Give every line of the data again, unchanged, but with no pictures.

-------- DATASET RECORDS --------

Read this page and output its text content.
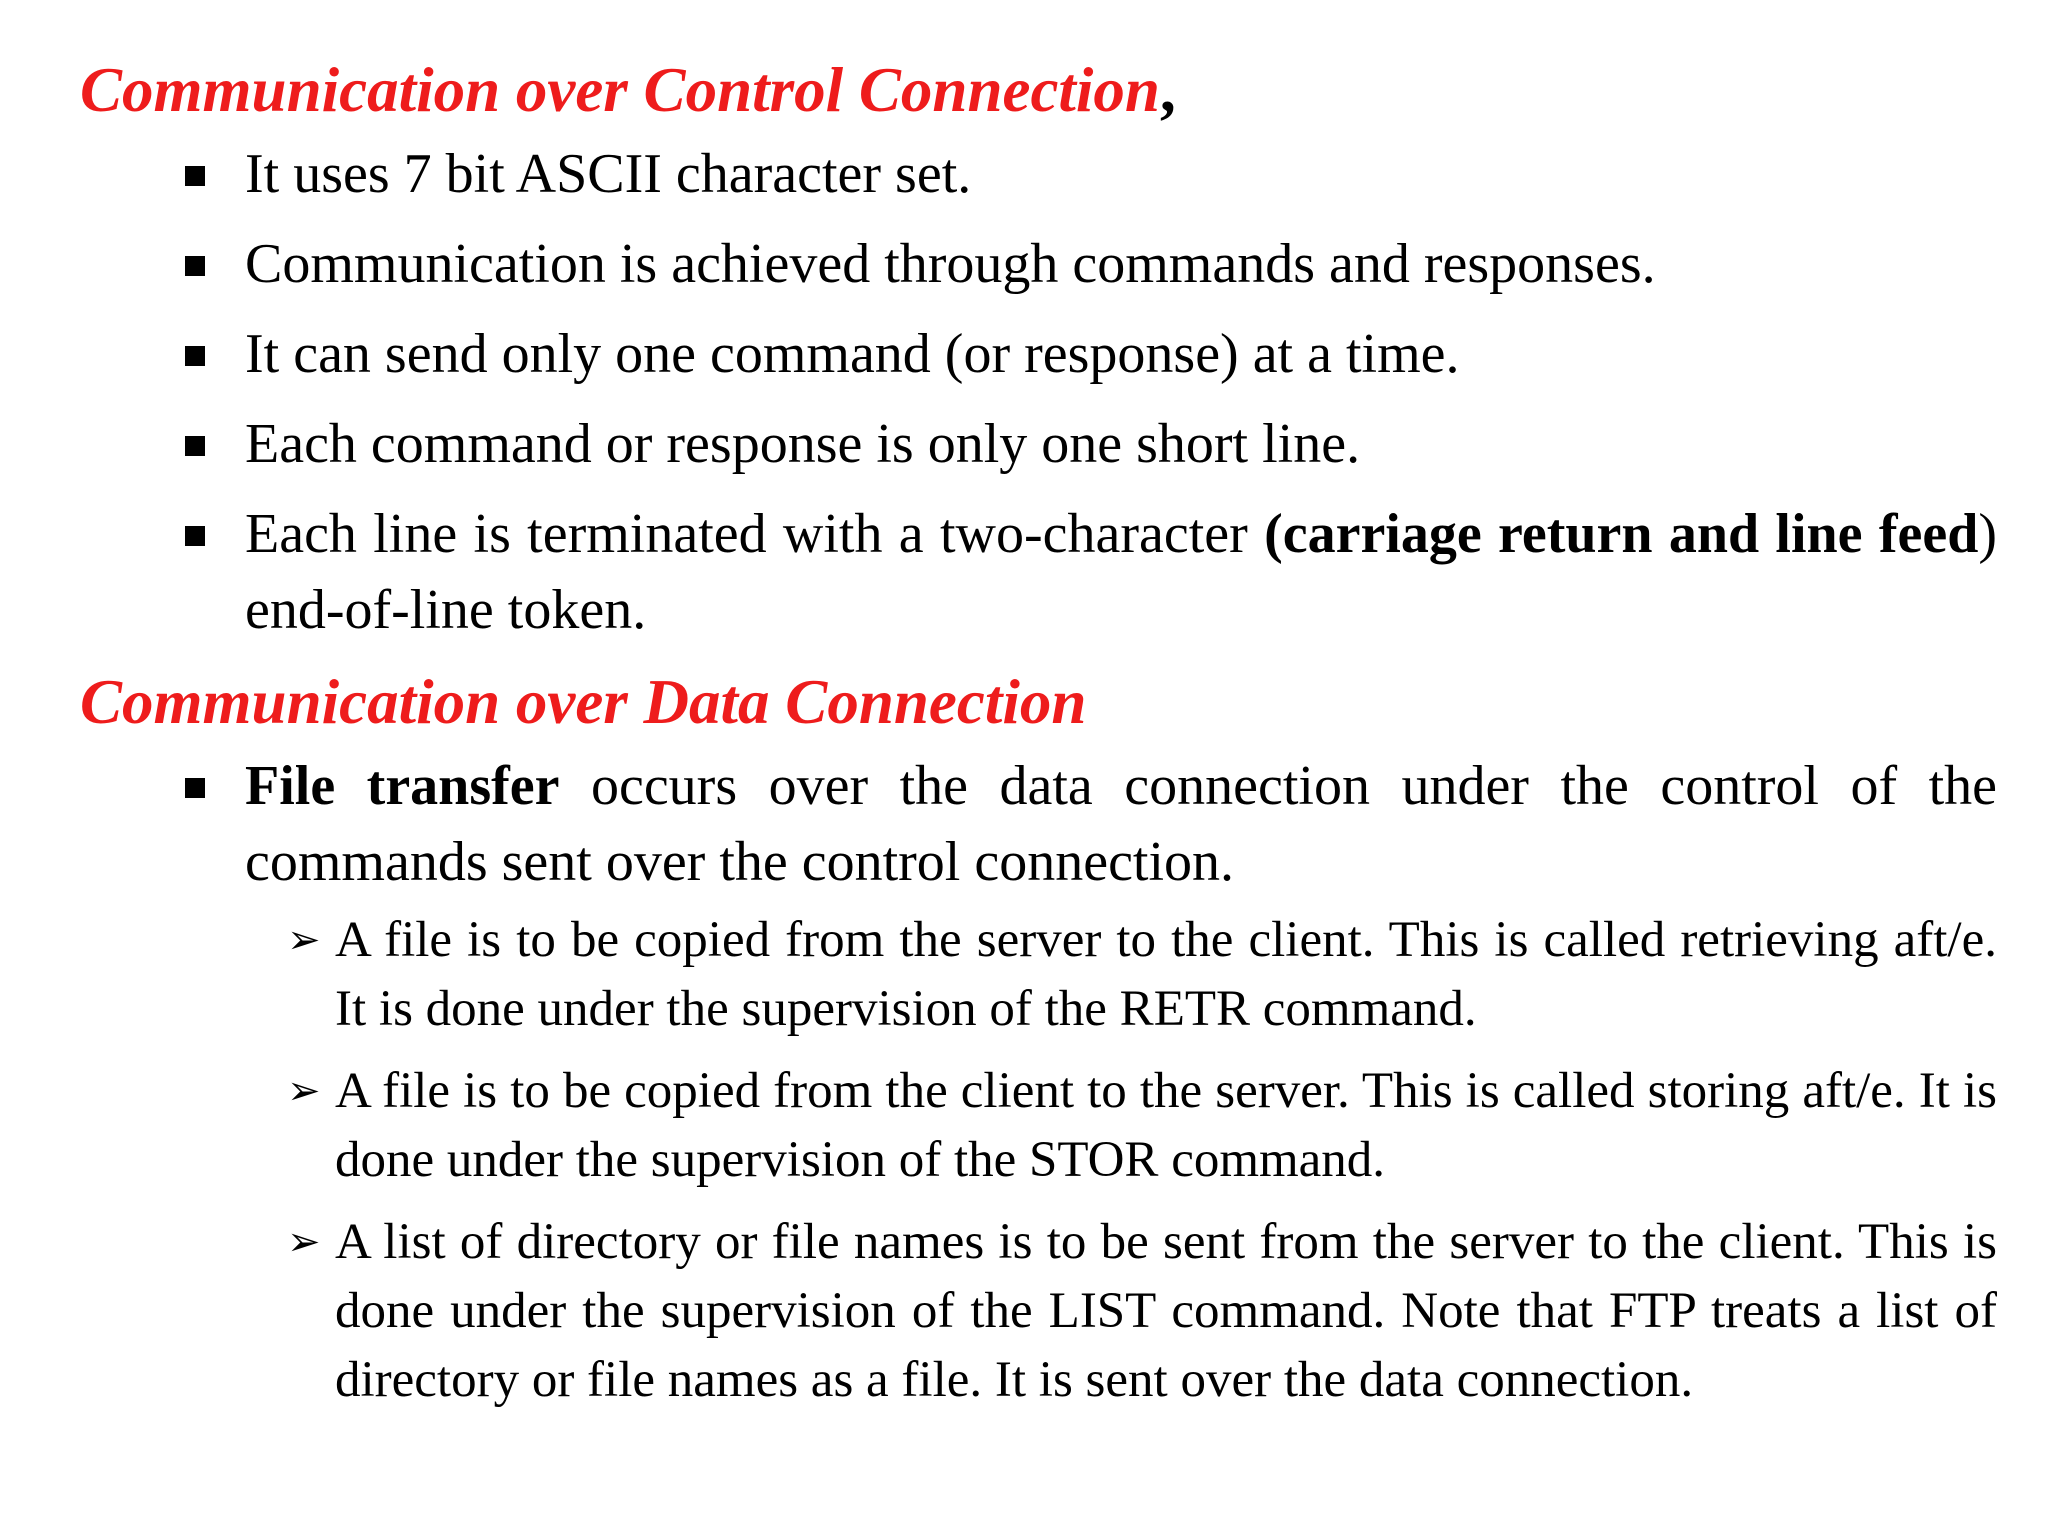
Communication over Control Connection,
It uses 7 bit ASCII character set.
Communication is achieved through commands and responses.
It can send only one command (or response) at a time.
Each command or response is only one short line.
Each line is terminated with a two-character (carriage return and line feed) end-of-line token.
Communication over Data Connection
File transfer occurs over the data connection under the control of the commands sent over the control connection.
➢ A file is to be copied from the server to the client. This is called retrieving aft/e. It is done under the supervision of the RETR command.
➢ A file is to be copied from the client to the server. This is called storing aft/e. It is done under the supervision of the STOR command.
➢ A list of directory or file names is to be sent from the server to the client. This is done under the supervision of the LIST command. Note that FTP treats a list of directory or file names as a file. It is sent over the data connection.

--------

FINISHED TASK
Read this page and output its text content.
Communication over Control Connection,
It uses 7 bit ASCII character set.
Communication is achieved through commands and responses.
It can send only one command (or response) at a time.
Each command or response is only one short line.
Each line is terminated with a two-character (carriage return and line feed) end-of-line token.
Communication over Data Connection
File transfer occurs over the data connection under the control of the commands sent over the control connection.
➢ A file is to be copied from the server to the client. This is called retrieving aft/e. It is done under the supervision of the RETR command.
➢ A file is to be copied from the client to the server. This is called storing aft/e. It is done under the supervision of the STOR command.
➢ A list of directory or file names is to be sent from the server to the client. This is done under the supervision of the LIST command. Note that FTP treats a list of directory or file names as a file. It is sent over the data connection.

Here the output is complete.